#### [Your objective]
Copy every one of the following rows word for word, without changing anything.

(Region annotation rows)
# # # # #
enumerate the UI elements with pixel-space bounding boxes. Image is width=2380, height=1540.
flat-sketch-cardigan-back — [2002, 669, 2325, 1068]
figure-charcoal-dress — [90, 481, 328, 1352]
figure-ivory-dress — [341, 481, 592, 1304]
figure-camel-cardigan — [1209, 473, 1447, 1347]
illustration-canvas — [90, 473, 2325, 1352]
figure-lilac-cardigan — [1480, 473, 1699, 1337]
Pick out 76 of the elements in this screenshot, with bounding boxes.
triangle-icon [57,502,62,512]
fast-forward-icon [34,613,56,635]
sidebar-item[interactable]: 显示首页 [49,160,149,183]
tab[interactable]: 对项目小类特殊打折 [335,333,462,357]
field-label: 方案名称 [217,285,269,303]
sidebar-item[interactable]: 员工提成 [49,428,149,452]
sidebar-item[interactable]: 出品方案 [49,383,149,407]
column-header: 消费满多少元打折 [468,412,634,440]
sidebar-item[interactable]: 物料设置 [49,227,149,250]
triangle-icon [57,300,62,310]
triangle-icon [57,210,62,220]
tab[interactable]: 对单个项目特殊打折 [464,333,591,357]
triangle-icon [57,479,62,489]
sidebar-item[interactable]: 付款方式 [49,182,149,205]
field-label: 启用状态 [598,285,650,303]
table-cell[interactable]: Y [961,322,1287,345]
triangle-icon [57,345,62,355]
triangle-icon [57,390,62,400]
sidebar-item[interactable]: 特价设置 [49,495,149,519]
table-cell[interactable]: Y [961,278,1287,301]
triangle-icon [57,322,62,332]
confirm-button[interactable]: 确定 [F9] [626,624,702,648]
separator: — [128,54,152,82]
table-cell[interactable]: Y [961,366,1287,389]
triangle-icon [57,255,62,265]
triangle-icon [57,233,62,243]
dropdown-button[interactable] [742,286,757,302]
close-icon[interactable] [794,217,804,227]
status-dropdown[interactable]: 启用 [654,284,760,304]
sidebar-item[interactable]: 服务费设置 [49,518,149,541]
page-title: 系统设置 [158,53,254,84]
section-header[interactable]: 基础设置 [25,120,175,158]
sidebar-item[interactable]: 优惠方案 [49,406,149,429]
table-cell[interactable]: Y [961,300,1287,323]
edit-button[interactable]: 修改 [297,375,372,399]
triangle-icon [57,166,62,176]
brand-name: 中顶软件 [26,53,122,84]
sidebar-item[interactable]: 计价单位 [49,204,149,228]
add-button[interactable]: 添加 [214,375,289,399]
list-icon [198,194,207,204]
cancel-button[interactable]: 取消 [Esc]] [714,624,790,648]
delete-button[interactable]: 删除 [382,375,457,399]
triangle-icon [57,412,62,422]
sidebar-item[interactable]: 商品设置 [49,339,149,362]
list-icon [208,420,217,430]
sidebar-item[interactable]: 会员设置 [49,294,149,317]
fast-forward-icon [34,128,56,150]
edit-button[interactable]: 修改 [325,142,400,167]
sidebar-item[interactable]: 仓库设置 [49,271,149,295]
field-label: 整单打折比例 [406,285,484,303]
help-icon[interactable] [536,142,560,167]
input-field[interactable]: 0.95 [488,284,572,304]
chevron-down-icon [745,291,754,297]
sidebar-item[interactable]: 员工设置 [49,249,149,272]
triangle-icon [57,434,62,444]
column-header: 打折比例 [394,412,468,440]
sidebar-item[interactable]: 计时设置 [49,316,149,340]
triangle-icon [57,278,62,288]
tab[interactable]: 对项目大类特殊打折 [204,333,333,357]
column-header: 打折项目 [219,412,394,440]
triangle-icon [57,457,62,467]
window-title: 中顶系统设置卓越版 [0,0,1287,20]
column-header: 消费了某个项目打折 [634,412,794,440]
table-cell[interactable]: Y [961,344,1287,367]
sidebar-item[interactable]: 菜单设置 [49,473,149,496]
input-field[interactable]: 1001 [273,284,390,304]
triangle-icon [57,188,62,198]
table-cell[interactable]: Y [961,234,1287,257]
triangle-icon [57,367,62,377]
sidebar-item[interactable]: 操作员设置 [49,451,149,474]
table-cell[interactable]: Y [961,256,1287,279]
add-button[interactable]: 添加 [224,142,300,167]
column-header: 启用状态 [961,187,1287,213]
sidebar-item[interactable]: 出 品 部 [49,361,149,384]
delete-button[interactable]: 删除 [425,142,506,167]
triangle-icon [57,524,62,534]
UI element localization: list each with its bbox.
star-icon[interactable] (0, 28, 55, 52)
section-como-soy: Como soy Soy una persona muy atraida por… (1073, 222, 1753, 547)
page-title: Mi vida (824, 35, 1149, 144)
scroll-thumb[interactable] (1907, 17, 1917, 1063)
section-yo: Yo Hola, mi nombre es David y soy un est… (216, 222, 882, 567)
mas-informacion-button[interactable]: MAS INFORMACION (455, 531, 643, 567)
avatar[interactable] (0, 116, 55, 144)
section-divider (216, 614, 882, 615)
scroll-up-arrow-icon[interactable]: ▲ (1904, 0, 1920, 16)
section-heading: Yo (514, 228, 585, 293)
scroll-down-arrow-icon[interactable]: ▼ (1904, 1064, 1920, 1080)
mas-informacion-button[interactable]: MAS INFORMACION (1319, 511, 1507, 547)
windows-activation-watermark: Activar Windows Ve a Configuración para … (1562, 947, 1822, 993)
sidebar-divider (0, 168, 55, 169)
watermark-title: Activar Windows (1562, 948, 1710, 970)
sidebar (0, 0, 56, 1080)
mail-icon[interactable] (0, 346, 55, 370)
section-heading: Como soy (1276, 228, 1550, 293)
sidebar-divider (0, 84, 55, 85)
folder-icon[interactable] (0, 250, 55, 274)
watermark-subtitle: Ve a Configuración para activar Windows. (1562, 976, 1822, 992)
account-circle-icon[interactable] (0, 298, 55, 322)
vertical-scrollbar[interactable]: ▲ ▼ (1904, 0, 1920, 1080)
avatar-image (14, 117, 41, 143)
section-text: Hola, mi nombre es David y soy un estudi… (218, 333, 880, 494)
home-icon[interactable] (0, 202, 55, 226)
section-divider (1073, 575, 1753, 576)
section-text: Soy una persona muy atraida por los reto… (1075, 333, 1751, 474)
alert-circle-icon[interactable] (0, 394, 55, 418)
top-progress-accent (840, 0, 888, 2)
# # # # #
#### [Solution to the exercise]
enumerate the UI elements with pixel-space bounding boxes. Image is width=2380, height=1540.
flat-sketch-cardigan-back — [2002, 669, 2325, 1068]
figure-charcoal-dress — [90, 481, 328, 1352]
figure-ivory-dress — [341, 481, 592, 1304]
figure-camel-cardigan — [1209, 473, 1447, 1347]
illustration-canvas — [90, 473, 2325, 1352]
figure-lilac-cardigan — [1480, 473, 1699, 1337]
Pick out 76 of the elements in this screenshot, with bounding boxes.
triangle-icon [57,502,62,512]
fast-forward-icon [34,613,56,635]
sidebar-item[interactable]: 显示首页 [49,160,149,183]
tab[interactable]: 对项目小类特殊打折 [335,333,462,357]
field-label: 方案名称 [217,285,269,303]
sidebar-item[interactable]: 员工提成 [49,428,149,452]
sidebar-item[interactable]: 出品方案 [49,383,149,407]
column-header: 消费满多少元打折 [468,412,634,440]
sidebar-item[interactable]: 物料设置 [49,227,149,250]
triangle-icon [57,300,62,310]
triangle-icon [57,210,62,220]
tab[interactable]: 对单个项目特殊打折 [464,333,591,357]
triangle-icon [57,479,62,489]
sidebar-item[interactable]: 付款方式 [49,182,149,205]
field-label: 启用状态 [598,285,650,303]
table-cell[interactable]: Y [961,322,1287,345]
triangle-icon [57,345,62,355]
triangle-icon [57,390,62,400]
sidebar-item[interactable]: 特价设置 [49,495,149,519]
table-cell[interactable]: Y [961,278,1287,301]
triangle-icon [57,322,62,332]
confirm-button[interactable]: 确定 [F9] [626,624,702,648]
separator: — [128,54,152,82]
table-cell[interactable]: Y [961,366,1287,389]
triangle-icon [57,255,62,265]
triangle-icon [57,233,62,243]
dropdown-button[interactable] [742,286,757,302]
close-icon[interactable] [794,217,804,227]
status-dropdown[interactable]: 启用 [654,284,760,304]
sidebar-item[interactable]: 服务费设置 [49,518,149,541]
page-title: 系统设置 [158,53,254,84]
section-header[interactable]: 基础设置 [25,120,175,158]
sidebar-item[interactable]: 优惠方案 [49,406,149,429]
table-cell[interactable]: Y [961,300,1287,323]
edit-button[interactable]: 修改 [297,375,372,399]
triangle-icon [57,166,62,176]
brand-name: 中顶软件 [26,53,122,84]
sidebar-item[interactable]: 计价单位 [49,204,149,228]
add-button[interactable]: 添加 [214,375,289,399]
list-icon [198,194,207,204]
cancel-button[interactable]: 取消 [Esc]] [714,624,790,648]
delete-button[interactable]: 删除 [382,375,457,399]
triangle-icon [57,412,62,422]
sidebar-item[interactable]: 商品设置 [49,339,149,362]
list-icon [208,420,217,430]
sidebar-item[interactable]: 会员设置 [49,294,149,317]
fast-forward-icon [34,128,56,150]
edit-button[interactable]: 修改 [325,142,400,167]
sidebar-item[interactable]: 仓库设置 [49,271,149,295]
field-label: 整单打折比例 [406,285,484,303]
help-icon[interactable] [536,142,560,167]
input-field[interactable]: 0.95 [488,284,572,304]
chevron-down-icon [745,291,754,297]
sidebar-item[interactable]: 员工设置 [49,249,149,272]
triangle-icon [57,434,62,444]
column-header: 打折比例 [394,412,468,440]
sidebar-item[interactable]: 计时设置 [49,316,149,340]
triangle-icon [57,278,62,288]
tab[interactable]: 对项目大类特殊打折 [204,333,333,357]
column-header: 打折项目 [219,412,394,440]
triangle-icon [57,457,62,467]
window-title: 中顶系统设置卓越版 [0,0,1287,20]
column-header: 消费了某个项目打折 [634,412,794,440]
table-cell[interactable]: Y [961,344,1287,367]
sidebar-item[interactable]: 菜单设置 [49,473,149,496]
input-field[interactable]: 1001 [273,284,390,304]
triangle-icon [57,188,62,198]
table-cell[interactable]: Y [961,234,1287,257]
triangle-icon [57,367,62,377]
sidebar-item[interactable]: 操作员设置 [49,451,149,474]
table-cell[interactable]: Y [961,256,1287,279]
add-button[interactable]: 添加 [224,142,300,167]
column-header: 启用状态 [961,187,1287,213]
sidebar-item[interactable]: 出 品 部 [49,361,149,384]
delete-button[interactable]: 删除 [425,142,506,167]
triangle-icon [57,524,62,534]
UI element localization: list each with its bbox.
star-icon[interactable] (0, 28, 55, 52)
section-como-soy: Como soy Soy una persona muy atraida por… (1073, 222, 1753, 547)
page-title: Mi vida (824, 35, 1149, 144)
scroll-thumb[interactable] (1907, 17, 1917, 1063)
section-yo: Yo Hola, mi nombre es David y soy un est… (216, 222, 882, 567)
mas-informacion-button[interactable]: MAS INFORMACION (455, 531, 643, 567)
avatar[interactable] (0, 116, 55, 144)
section-divider (216, 614, 882, 615)
scroll-up-arrow-icon[interactable]: ▲ (1904, 0, 1920, 16)
section-heading: Yo (514, 228, 585, 293)
scroll-down-arrow-icon[interactable]: ▼ (1904, 1064, 1920, 1080)
mas-informacion-button[interactable]: MAS INFORMACION (1319, 511, 1507, 547)
windows-activation-watermark: Activar Windows Ve a Configuración para … (1562, 947, 1822, 993)
sidebar-divider (0, 168, 55, 169)
watermark-title: Activar Windows (1562, 948, 1710, 970)
sidebar (0, 0, 56, 1080)
mail-icon[interactable] (0, 346, 55, 370)
section-heading: Como soy (1276, 228, 1550, 293)
sidebar-divider (0, 84, 55, 85)
folder-icon[interactable] (0, 250, 55, 274)
watermark-subtitle: Ve a Configuración para activar Windows. (1562, 976, 1822, 992)
account-circle-icon[interactable] (0, 298, 55, 322)
vertical-scrollbar[interactable]: ▲ ▼ (1904, 0, 1920, 1080)
avatar-image (14, 117, 41, 143)
section-text: Hola, mi nombre es David y soy un estudi… (218, 333, 880, 494)
home-icon[interactable] (0, 202, 55, 226)
section-divider (1073, 575, 1753, 576)
section-text: Soy una persona muy atraida por los reto… (1075, 333, 1751, 474)
alert-circle-icon[interactable] (0, 394, 55, 418)
top-progress-accent (840, 0, 888, 2)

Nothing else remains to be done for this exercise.